▶ [Fragmento del documento]:
Algunos participantes reconocieron la responsabilidad de los actores implicados en la masacre, en particular del Ejército colombiano, sin embargo, en su mayoría lo atribuyen de forma genérica a “grupos al margen de la ley”, pues pareciera existir en sus relatos cierta resistencia al reconocimiento de la Fuerza Pública y el Estado como responsables de este y otros hechos atribuidos a este actor; por lo que la culpabilización de un grupo “adversario” de tipo delincuencial se hace más afín con las representaciones históricas construidas:
Creo que tengo el imaginario colectivo y es que el Ejército está como pa’ protegernos. Para mí, o sea, logramos quitar en su mayoría como las partes oscuras del Ejército que a causa de pocas personas o de líderes han hecho que se manche la imagen del Ejército. Para mí, son unos héroes, de cierta manera, porque son hombres y mujeres que no están en su ciudad de origen y que se van a luchar o a resguardar la vida de otras personas sin conocerlas, a resguardar la vida de un extraño. No tengo sentimientos negativos en cuanto al Ejército, en general, pero sí es muy triste saber que por culpa de pocas acciones de hombres han como manchado la imagen, y las personas han dejado de creer en la fuerza pública (P13-A).
De hecho, cuando se les preguntó a los participantes por el posible actor responsable de esta masacre, veintisiete personas (la mitad) afirmaron: “las FARC-EP” o grupos insurgentes. De tal manera, que se condensa pasado y presente en una información que se traduce en representación, desde la cual un solo actor es señalado como el principal culpable de la violencia, incluso en los años veinte, cuando todavía no se habían formado las guerrillas más reconocidas en el contexto colombiano actual: “en esa época de la violencia en las bananeras yo presté servicio militar y se escuchaba decir de las FARC” (P26-A).

▶ [Completa lo siguiente]:
(1) Enumera todos los fragmentos que aparecen entre comillas en el pasaje sobre la masacre.
(2) Transcribe los registros desde su primera línea hasta la línea que contiene "panel: stats left: DECOMPOSED: [154, 359, 223, 370]", incluidas ambas.
El pasaje sobre la masacre no tiene relación con los registros.

▶ [Registros sin procesar]:
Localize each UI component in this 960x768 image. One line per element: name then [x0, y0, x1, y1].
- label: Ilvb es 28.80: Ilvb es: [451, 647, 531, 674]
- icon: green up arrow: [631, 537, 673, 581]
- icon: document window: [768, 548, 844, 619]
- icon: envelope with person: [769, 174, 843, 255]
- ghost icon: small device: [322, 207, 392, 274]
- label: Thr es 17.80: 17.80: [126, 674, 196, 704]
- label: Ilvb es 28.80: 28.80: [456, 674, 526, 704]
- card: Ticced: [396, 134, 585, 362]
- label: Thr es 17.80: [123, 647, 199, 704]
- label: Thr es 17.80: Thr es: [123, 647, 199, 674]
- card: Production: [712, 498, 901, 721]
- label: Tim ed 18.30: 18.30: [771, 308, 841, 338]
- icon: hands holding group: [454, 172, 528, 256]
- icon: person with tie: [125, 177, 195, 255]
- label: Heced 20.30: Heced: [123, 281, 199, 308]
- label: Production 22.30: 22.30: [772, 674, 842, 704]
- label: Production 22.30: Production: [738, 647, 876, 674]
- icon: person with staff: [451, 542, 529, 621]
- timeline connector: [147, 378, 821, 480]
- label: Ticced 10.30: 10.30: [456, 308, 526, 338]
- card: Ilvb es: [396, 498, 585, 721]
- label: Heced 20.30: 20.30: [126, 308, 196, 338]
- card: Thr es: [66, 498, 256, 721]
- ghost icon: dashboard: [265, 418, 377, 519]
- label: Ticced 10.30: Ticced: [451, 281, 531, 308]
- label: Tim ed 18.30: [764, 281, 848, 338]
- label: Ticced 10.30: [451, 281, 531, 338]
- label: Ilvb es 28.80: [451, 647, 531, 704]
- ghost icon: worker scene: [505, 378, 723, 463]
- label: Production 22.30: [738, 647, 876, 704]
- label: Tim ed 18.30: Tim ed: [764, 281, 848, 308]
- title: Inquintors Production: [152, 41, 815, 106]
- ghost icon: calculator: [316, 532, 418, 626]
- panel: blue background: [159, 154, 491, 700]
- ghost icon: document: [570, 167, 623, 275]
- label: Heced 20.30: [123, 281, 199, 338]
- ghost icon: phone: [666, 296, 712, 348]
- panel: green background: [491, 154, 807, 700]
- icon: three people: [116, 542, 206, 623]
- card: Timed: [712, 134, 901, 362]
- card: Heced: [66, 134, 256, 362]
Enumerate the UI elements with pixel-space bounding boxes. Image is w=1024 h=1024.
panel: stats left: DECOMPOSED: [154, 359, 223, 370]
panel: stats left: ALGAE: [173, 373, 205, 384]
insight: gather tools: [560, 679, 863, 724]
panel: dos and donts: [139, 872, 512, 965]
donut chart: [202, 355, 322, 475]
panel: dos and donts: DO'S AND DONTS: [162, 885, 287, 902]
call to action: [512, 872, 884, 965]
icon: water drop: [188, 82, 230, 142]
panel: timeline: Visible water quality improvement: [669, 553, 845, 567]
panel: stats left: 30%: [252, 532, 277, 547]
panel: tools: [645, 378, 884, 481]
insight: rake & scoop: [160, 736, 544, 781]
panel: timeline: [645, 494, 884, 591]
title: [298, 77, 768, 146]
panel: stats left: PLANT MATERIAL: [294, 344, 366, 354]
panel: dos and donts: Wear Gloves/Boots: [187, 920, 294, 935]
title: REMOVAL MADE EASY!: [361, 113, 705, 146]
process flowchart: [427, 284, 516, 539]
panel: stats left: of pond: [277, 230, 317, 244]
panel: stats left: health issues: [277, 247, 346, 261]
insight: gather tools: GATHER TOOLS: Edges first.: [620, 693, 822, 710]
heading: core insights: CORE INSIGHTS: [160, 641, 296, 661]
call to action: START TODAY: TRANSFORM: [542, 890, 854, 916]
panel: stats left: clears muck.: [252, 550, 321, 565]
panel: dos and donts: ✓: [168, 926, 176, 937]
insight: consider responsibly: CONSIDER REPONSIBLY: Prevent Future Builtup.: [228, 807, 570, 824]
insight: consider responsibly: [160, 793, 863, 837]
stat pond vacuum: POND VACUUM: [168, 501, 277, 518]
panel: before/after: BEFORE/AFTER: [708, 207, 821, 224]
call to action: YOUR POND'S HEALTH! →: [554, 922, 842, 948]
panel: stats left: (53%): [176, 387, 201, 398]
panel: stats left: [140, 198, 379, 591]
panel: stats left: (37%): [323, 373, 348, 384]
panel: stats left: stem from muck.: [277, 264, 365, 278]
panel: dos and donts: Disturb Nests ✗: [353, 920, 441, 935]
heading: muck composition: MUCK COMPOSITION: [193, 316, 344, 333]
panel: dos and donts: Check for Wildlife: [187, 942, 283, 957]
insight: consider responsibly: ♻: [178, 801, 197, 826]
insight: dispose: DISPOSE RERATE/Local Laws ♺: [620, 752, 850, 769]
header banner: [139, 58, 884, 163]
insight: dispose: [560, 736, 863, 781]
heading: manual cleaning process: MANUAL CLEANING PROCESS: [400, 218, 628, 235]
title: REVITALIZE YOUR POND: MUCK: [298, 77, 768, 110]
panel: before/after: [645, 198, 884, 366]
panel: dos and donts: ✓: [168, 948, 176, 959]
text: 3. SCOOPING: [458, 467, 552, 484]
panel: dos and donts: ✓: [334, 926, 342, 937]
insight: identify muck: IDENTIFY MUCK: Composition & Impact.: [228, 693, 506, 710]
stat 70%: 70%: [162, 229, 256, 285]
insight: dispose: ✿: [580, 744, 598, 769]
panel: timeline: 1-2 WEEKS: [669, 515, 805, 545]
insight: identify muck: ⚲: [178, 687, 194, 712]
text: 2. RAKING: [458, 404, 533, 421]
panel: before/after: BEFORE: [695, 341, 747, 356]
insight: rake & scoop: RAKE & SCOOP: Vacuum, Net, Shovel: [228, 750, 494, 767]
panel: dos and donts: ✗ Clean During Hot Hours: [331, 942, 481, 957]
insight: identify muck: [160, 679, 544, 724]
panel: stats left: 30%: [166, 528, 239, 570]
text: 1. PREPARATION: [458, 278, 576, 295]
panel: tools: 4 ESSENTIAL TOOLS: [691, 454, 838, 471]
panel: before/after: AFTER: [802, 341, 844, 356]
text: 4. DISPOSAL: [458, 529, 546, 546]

▶ [Resultados obtenidos]:
(1)
- “grupos al margen de la ley”
- “adversario”
- “las FARC-EP”
- “en esa época de la violencia en las bananeras yo presté servicio militar y se escuchaba decir de las FARC”

(2)
Localize each UI component in this 960x768 image. One line per element: name then [x0, y0, x1, y1].
- label: Ilvb es 28.80: Ilvb es: [451, 647, 531, 674]
- icon: green up arrow: [631, 537, 673, 581]
- icon: document window: [768, 548, 844, 619]
- icon: envelope with person: [769, 174, 843, 255]
- ghost icon: small device: [322, 207, 392, 274]
- label: Thr es 17.80: 17.80: [126, 674, 196, 704]
- label: Ilvb es 28.80: 28.80: [456, 674, 526, 704]
- card: Ticced: [396, 134, 585, 362]
- label: Thr es 17.80: [123, 647, 199, 704]
- label: Thr es 17.80: Thr es: [123, 647, 199, 674]
- card: Production: [712, 498, 901, 721]
- label: Tim ed 18.30: 18.30: [771, 308, 841, 338]
- icon: hands holding group: [454, 172, 528, 256]
- icon: person with tie: [125, 177, 195, 255]
- label: Heced 20.30: Heced: [123, 281, 199, 308]
- label: Production 22.30: 22.30: [772, 674, 842, 704]
- label: Production 22.30: Production: [738, 647, 876, 674]
- icon: person with staff: [451, 542, 529, 621]
- timeline connector: [147, 378, 821, 480]
- label: Ticced 10.30: 10.30: [456, 308, 526, 338]
- card: Ilvb es: [396, 498, 585, 721]
- label: Heced 20.30: 20.30: [126, 308, 196, 338]
- card: Thr es: [66, 498, 256, 721]
- ghost icon: dashboard: [265, 418, 377, 519]
- label: Ticced 10.30: Ticced: [451, 281, 531, 308]
- label: Tim ed 18.30: [764, 281, 848, 338]
- label: Ticced 10.30: [451, 281, 531, 338]
- label: Ilvb es 28.80: [451, 647, 531, 704]
- ghost icon: worker scene: [505, 378, 723, 463]
- label: Production 22.30: [738, 647, 876, 704]
- label: Tim ed 18.30: Tim ed: [764, 281, 848, 308]
- title: Inquintors Production: [152, 41, 815, 106]
- ghost icon: calculator: [316, 532, 418, 626]
- panel: blue background: [159, 154, 491, 700]
- ghost icon: document: [570, 167, 623, 275]
- label: Heced 20.30: [123, 281, 199, 338]
- ghost icon: phone: [666, 296, 712, 348]
- panel: green background: [491, 154, 807, 700]
- icon: three people: [116, 542, 206, 623]
- card: Timed: [712, 134, 901, 362]
- card: Heced: [66, 134, 256, 362]
Enumerate the UI elements with pixel-space bounding boxes. Image is w=1024 h=1024.
panel: stats left: DECOMPOSED: [154, 359, 223, 370]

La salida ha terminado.